Text extract:
%%

When presenting statistics many larger organisations, such as Government departments and charities, like to understand the margin of error so that they feel confident that their findings are robust. The margin of error informs the reader how accurately the results will represent the whole population, and when illustrated with a confidence level, will tell how often your margin of error will be accurate (the industry standard is 95%). In practice, a 95% confidence level with a 6% margin of error means that your statistic will be within 6% points of the real population value, 95% of the time. In simple terms by calculating a confidence level and interval you can predict that your sample will yield results that are 95% (confidence level) representative of the mean (average) answer, with a + / – 6% range. Hence, the margin of error can be used to demonstrate the reliability of research findings.
You may have seen predictive margin of error calculators elsewhere. These are calculators that ask you to supply your sample size and desired confidence level (and potentially your population size), and then provide you with a predictive margin of error for that research. For example, you may enter a population size of 100, a sample size of 80, and a desired confidence level of 95%, to which the calculator will happily tell you your margin of error is just 3%. However, if you head over to another margin of error calculator and enter the same details, it may tell you that your margin of error will be 10%.
The difficulty is that margin of error cannot be calculated without knowing the results, as you need to be able to calculate the mean and standard deviation; this means that the predictive calculators are guessing your standard deviation to calculate the margin of error. Predictive margin of error calculators are estimations, and will not accurately represent the margin of error you will see from your survey results.
If you are seeking a highly empirical, over-time comparison of changes in your customers' perceptions of your business, via benchmarking or Brand Tracking surveys, then ideally you will be looking to achieve the lowest feasible margin of error. However, applying a margin of error does not always deliver valuable insight. If your organisation's goal is to identify specific areas of improvement for your business, to increase customer loyalty and satisfaction, then you will find much greater benefit in conducting a deeper, qualitative survey with a smaller sample. In fact, some of the most influential ethnographic studies contain data relating to just 15 respondents.

%%

Requests:
[A] From the margin of error text, print the part that opens with the words containing "You may have" and closes with "will be 10%.".
[B] Summarize the margin of error text in two sentences.
[C] Pick up the text on margin of error in surveys after its final sentence and keep writing it.

Data entries
%%

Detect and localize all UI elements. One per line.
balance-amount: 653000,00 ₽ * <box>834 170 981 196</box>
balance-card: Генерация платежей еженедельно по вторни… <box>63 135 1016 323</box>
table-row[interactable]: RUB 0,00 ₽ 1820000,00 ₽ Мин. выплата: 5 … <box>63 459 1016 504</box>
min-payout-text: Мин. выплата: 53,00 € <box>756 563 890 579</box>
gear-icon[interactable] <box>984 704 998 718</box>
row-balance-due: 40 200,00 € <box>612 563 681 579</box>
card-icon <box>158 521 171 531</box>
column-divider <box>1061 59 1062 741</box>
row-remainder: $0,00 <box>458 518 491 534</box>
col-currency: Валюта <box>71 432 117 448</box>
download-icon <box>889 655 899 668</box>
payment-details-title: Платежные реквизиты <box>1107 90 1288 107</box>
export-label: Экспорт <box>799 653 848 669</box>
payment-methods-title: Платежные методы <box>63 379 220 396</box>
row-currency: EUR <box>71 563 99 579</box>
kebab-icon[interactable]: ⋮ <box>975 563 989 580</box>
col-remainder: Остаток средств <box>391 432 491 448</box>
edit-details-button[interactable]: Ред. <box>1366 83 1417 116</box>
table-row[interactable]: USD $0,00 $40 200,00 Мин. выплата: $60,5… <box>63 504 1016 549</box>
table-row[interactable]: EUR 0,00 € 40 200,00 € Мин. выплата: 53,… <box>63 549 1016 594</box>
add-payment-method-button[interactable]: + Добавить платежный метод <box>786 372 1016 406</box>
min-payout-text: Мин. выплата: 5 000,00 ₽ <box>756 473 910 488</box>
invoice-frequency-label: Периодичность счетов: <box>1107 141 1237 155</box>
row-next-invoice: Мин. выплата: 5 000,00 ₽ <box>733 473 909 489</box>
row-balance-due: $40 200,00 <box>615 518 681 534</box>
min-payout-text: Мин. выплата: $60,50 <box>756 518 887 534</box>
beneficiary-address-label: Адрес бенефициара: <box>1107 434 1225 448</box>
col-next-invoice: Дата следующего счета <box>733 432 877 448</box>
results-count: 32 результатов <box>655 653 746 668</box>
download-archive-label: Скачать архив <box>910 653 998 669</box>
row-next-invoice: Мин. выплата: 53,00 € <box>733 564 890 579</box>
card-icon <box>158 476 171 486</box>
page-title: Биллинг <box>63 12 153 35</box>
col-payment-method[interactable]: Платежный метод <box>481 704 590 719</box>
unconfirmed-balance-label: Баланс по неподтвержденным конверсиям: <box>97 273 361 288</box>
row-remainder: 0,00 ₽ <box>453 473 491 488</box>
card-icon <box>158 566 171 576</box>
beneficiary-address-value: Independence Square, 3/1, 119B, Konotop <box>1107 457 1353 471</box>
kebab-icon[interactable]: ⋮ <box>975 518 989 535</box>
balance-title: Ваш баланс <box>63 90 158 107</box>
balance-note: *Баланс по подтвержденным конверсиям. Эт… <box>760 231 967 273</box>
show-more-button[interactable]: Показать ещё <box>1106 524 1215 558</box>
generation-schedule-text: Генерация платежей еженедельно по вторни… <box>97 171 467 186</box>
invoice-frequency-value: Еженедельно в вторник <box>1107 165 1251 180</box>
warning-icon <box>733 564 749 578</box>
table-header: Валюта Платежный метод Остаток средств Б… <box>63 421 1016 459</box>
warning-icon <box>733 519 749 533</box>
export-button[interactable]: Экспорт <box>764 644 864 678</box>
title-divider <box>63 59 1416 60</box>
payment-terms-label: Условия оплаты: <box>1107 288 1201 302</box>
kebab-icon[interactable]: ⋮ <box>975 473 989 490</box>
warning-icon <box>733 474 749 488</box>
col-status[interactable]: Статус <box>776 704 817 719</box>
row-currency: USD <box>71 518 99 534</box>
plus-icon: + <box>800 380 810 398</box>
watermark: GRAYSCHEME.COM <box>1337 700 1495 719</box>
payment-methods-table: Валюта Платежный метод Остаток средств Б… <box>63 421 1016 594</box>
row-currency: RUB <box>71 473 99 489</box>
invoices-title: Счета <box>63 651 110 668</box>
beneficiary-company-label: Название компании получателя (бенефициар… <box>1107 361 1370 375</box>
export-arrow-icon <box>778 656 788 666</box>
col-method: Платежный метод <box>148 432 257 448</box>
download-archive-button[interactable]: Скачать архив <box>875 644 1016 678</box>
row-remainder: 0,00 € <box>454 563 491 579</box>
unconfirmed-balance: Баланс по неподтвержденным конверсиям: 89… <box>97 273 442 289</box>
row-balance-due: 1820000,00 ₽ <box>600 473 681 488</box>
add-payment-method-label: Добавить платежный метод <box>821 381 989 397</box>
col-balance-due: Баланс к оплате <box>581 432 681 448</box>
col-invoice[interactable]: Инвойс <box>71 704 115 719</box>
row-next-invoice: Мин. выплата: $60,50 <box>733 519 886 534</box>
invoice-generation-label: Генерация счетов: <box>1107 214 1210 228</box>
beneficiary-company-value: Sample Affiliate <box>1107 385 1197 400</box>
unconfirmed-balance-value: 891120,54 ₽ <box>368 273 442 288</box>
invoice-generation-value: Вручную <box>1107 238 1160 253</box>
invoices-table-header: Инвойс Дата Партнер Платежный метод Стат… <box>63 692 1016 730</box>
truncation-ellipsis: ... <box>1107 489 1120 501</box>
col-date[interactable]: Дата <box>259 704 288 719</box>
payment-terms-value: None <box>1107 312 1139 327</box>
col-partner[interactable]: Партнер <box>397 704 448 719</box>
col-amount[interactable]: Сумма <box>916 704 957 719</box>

%%
%%

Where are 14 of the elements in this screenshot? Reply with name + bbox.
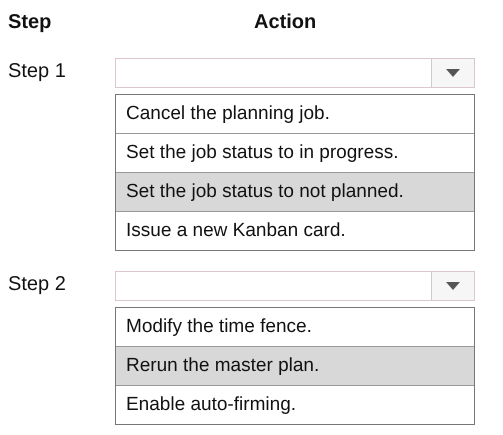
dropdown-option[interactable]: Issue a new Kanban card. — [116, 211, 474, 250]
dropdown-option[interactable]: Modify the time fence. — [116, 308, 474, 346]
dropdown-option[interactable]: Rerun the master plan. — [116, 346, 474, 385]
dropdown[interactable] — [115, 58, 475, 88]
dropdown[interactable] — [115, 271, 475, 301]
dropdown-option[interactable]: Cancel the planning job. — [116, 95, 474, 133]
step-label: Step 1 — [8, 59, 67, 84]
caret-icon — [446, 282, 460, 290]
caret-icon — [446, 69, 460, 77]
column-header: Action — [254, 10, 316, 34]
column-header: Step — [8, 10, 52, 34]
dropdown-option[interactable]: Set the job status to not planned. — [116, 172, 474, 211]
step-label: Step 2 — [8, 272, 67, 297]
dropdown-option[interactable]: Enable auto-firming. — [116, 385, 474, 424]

%%

Per-task outputs:
[A]
You may have seen predictive margin of error calculators elsewhere. These are calculators that ask you to supply your sample size and desired confidence level (and potentially your population size), and then provide you with a predictive margin of error for that research. For example, you may enter a population size of 100, a sample size of 80, and a desired confidence level of 95%, to which the calculator will happily tell you your margin of error is just 3%. However, if you head over to another margin of error calculator and enter the same details, it may tell you that your margin of error will be 10%.

[B] The margin of error, paired with a confidence level that is usually 95%, shows how accurately survey results represent the whole population and so demonstrates how reliable the findings are. Predictive margin of error calculators only estimate it by guessing the standard deviation, and when the aim is to find specific areas of improvement, a deeper qualitative survey with a smaller sample brings much greater benefit.

[C]
Long responses and open-ended questions will tell you far more about how you can improve your product or customer service, even if your sample is considerably smaller, than you could have achieved with a ‘catch-all’ NPS survey. Knowing, to a confidence level of 95% and a margin of error of 2%, that the vast majority of your customers think your communication could be improved, does not necessarily tell you how to improve your communication. If you instead discovered that 17 of 25 people surveyed liked to be communicated to via weekly emails, and explained which content would be helpful, you would be able to create targeted and engaging campaigns.
Larger samples, with applied margins of error, help us to identify themes whilst smaller samples will reveal detailed information (why and how), yet it can be difficult to determine which approach is appropriate. Our expert team will advise on the most appropriate approach and will recommend a research method based upon your projects aims and objectives to ensure that your research project delivers the absolute best insight.
If this sounds like something your company might benefit from, you can contact us here.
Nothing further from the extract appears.